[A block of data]

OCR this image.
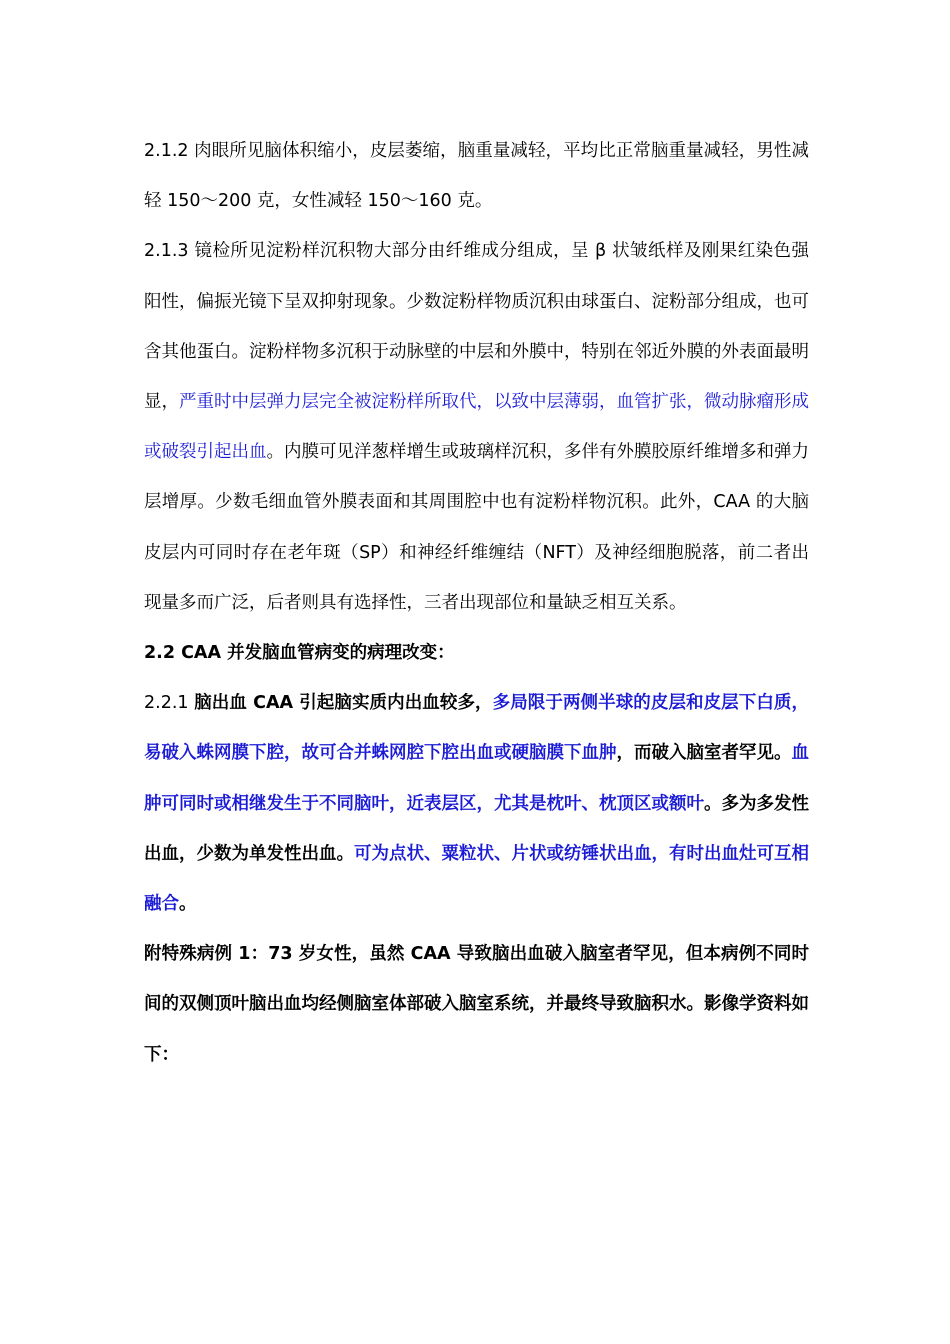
2.1.2 肉眼所见脑体积缩小，皮层萎缩，脑重量减轻，平均比正常脑重量减轻，男性减轻 150～200 克，女性减轻 150～160 克。

2.1.3 镜检所见淀粉样沉积物大部分由纤维成分组成，呈 β 状皱纸样及刚果红染色强阳性，偏振光镜下呈双抑射现象。少数淀粉样物质沉积由球蛋白、淀粉部分组成，也可含其他蛋白。淀粉样物多沉积于动脉壁的中层和外膜中，特别在邻近外膜的外表面最明显，严重时中层弹力层完全被淀粉样所取代，以致中层薄弱，血管扩张，微动脉瘤形成或破裂引起出血。内膜可见洋葱样增生或玻璃样沉积，多伴有外膜胶原纤维增多和弹力层增厚。少数毛细血管外膜表面和其周围腔中也有淀粉样物沉积。此外，CAA 的大脑皮层内可同时存在老年斑（SP）和神经纤维缠结（NFT）及神经细胞脱落，前二者出现量多而广泛，后者则具有选择性，三者出现部位和量缺乏相互关系。

2.2 CAA 并发脑血管病变的病理改变：

2.2.1 脑出血 CAA 引起脑实质内出血较多，多局限于两侧半球的皮层和皮层下白质，易破入蛛网膜下腔，故可合并蛛网腔下腔出血或硬脑膜下血肿，而破入脑室者罕见。血肿可同时或相继发生于不同脑叶，近表层区，尤其是枕叶、枕顶区或额叶。多为多发性出血，少数为单发性出血。可为点状、粟粒状、片状或纺锤状出血，有时出血灶可互相融合。

附特殊病例 1：73 岁女性，虽然 CAA 导致脑出血破入脑室者罕见，但本病例不同时间的双侧顶叶脑出血均经侧脑室体部破入脑室系统，并最终导致脑积水。影像学资料如下：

Goal: Pictures don't belong in the copy. Restate all the entries exactly.

The answer:
OCR this image.
2.1.2 肉眼所见脑体积缩小，皮层萎缩，脑重量减轻，平均比正常脑重量减轻，男性减轻 150～200 克，女性减轻 150～160 克。

2.1.3 镜检所见淀粉样沉积物大部分由纤维成分组成，呈 β 状皱纸样及刚果红染色强阳性，偏振光镜下呈双抑射现象。少数淀粉样物质沉积由球蛋白、淀粉部分组成，也可含其他蛋白。淀粉样物多沉积于动脉壁的中层和外膜中，特别在邻近外膜的外表面最明显，严重时中层弹力层完全被淀粉样所取代，以致中层薄弱，血管扩张，微动脉瘤形成或破裂引起出血。内膜可见洋葱样增生或玻璃样沉积，多伴有外膜胶原纤维增多和弹力层增厚。少数毛细血管外膜表面和其周围腔中也有淀粉样物沉积。此外，CAA 的大脑皮层内可同时存在老年斑（SP）和神经纤维缠结（NFT）及神经细胞脱落，前二者出现量多而广泛，后者则具有选择性，三者出现部位和量缺乏相互关系。

2.2 CAA 并发脑血管病变的病理改变：

2.2.1 脑出血 CAA 引起脑实质内出血较多，多局限于两侧半球的皮层和皮层下白质，易破入蛛网膜下腔，故可合并蛛网腔下腔出血或硬脑膜下血肿，而破入脑室者罕见。血肿可同时或相继发生于不同脑叶，近表层区，尤其是枕叶、枕顶区或额叶。多为多发性出血，少数为单发性出血。可为点状、粟粒状、片状或纺锤状出血，有时出血灶可互相融合。

附特殊病例 1：73 岁女性，虽然 CAA 导致脑出血破入脑室者罕见，但本病例不同时间的双侧顶叶脑出血均经侧脑室体部破入脑室系统，并最终导致脑积水。影像学资料如下：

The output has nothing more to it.